**Stated problem**
Copy every line of the records below that holds the word "geri".

Stored dataset items
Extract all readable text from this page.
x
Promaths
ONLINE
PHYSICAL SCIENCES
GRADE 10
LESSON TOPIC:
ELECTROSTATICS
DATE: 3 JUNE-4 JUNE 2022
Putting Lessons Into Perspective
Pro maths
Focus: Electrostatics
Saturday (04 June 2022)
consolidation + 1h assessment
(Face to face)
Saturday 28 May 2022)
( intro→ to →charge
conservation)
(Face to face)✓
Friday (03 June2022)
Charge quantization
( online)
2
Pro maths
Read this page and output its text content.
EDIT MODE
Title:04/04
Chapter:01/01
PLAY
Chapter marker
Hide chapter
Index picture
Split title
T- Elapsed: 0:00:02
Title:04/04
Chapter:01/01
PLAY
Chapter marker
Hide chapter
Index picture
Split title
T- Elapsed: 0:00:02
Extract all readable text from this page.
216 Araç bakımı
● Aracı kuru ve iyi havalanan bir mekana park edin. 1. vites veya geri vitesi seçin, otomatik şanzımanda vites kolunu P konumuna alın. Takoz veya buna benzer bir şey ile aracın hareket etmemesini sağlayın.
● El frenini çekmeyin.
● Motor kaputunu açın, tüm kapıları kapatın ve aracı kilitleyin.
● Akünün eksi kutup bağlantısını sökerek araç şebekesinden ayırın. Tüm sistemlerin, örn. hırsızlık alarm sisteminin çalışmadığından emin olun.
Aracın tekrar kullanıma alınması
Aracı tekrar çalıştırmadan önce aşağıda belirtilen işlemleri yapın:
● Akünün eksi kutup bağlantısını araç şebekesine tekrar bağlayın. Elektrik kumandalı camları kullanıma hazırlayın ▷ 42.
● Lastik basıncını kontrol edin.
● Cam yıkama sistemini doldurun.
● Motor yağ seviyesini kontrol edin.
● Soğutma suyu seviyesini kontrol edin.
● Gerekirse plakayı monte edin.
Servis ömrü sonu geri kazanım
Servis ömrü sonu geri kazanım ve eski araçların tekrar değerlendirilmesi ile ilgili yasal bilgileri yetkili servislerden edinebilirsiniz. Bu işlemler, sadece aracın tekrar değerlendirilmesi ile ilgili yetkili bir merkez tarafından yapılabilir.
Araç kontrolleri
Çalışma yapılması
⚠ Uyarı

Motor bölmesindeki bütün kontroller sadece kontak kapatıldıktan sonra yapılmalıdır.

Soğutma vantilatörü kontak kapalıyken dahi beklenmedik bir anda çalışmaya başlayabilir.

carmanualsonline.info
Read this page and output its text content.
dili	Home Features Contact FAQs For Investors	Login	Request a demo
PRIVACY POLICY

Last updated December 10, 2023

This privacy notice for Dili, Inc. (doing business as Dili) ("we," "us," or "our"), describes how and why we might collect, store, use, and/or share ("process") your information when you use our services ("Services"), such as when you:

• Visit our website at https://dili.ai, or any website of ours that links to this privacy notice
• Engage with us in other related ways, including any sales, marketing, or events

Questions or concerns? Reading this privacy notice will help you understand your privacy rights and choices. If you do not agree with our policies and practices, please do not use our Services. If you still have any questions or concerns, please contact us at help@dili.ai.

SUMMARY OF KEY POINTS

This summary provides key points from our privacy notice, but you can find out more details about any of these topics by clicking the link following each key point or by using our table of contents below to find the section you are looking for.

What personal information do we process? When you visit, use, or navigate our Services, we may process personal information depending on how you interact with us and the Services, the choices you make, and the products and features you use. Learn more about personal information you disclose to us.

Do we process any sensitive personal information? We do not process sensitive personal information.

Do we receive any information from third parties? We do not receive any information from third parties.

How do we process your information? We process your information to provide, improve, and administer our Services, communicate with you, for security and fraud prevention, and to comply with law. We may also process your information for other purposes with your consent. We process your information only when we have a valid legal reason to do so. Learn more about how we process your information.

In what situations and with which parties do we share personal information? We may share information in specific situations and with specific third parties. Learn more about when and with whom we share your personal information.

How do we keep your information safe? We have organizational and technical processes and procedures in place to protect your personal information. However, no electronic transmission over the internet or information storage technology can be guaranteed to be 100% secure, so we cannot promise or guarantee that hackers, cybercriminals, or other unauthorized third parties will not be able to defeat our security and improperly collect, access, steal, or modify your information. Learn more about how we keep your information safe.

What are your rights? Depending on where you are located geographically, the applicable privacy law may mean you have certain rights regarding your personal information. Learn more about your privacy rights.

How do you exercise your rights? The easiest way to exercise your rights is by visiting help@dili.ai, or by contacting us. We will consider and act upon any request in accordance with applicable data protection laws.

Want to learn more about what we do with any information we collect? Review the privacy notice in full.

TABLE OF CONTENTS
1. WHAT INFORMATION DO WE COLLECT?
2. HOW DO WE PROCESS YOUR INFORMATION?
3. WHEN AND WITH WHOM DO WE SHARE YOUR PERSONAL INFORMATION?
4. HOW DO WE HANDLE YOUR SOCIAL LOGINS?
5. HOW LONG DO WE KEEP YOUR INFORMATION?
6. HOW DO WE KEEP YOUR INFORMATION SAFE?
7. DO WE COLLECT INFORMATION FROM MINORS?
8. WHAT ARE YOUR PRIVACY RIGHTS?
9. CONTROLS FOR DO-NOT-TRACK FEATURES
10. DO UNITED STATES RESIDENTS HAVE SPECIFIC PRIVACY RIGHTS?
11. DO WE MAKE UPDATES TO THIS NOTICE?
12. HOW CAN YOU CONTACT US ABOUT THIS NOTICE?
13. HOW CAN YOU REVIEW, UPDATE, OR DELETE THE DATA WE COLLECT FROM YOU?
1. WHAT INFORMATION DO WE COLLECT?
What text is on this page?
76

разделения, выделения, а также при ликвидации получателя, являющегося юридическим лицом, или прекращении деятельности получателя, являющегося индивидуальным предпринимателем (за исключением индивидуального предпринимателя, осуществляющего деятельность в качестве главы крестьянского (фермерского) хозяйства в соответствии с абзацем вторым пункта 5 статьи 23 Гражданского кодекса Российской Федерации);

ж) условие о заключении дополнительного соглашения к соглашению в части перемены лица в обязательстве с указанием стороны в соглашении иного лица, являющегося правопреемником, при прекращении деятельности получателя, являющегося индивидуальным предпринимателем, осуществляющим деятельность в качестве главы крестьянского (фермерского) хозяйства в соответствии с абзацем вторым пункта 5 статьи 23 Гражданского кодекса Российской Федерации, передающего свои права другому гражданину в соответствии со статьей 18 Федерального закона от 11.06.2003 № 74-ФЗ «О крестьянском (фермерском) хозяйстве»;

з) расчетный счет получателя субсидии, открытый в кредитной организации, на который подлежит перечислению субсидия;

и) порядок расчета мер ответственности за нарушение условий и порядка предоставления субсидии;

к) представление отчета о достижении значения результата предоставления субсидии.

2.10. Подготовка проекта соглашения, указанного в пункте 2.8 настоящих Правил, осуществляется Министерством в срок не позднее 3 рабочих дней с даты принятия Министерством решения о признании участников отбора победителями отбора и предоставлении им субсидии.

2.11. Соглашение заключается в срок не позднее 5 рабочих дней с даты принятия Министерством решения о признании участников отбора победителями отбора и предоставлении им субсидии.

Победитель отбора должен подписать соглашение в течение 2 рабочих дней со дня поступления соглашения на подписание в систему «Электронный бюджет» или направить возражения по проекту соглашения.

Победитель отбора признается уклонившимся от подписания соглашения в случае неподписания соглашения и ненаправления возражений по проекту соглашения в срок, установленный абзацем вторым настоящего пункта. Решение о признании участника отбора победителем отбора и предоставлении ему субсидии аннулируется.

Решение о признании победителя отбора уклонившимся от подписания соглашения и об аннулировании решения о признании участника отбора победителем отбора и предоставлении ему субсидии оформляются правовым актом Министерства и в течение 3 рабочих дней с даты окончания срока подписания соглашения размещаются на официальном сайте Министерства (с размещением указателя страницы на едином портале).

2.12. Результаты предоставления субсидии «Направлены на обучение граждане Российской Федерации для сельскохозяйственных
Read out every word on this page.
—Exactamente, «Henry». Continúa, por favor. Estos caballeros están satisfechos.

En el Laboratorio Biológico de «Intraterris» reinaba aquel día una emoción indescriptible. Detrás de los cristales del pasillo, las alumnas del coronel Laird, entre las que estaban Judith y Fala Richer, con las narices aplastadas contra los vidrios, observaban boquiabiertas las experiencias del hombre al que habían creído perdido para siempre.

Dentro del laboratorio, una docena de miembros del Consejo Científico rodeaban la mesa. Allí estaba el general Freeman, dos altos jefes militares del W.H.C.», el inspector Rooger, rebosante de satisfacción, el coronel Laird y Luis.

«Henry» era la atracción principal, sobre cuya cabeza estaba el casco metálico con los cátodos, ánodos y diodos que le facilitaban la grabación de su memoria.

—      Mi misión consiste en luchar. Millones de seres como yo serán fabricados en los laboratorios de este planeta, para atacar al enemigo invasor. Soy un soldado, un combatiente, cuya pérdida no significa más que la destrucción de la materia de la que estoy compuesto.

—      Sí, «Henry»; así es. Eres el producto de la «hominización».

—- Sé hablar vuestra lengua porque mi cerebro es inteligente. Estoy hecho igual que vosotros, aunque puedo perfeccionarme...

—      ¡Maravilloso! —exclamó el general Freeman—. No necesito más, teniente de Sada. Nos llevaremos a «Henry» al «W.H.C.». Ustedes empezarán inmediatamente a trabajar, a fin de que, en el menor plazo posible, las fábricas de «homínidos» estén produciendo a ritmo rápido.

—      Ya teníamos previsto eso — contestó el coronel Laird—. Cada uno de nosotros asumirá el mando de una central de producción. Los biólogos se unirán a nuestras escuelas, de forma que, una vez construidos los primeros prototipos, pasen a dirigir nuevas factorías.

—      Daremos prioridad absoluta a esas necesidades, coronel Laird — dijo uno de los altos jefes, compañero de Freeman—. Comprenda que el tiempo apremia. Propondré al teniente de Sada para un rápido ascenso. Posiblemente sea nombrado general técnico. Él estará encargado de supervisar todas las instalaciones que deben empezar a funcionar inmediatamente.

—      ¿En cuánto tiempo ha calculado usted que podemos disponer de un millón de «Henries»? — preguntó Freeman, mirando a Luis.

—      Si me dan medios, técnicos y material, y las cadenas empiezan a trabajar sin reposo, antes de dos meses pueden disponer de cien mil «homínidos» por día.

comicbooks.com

**Problem solution**
● Aracı kuru ve iyi havalanan bir mekana park edin. 1. vites veya geri vitesi seçin, otomatik şanzımanda vites kolunu P konumuna alın. Takoz veya buna benzer bir şey ile aracın hareket etmemesini sağlayın.
Servis ömrü sonu geri kazanım
Servis ömrü sonu geri kazanım ve eski araçların tekrar değerlendirilmesi ile ilgili yasal bilgileri yetkili servislerden edinebilirsiniz. Bu işlemler, sadece aracın tekrar değerlendirilmesi ile ilgili yetkili bir merkez tarafından yapılabilir.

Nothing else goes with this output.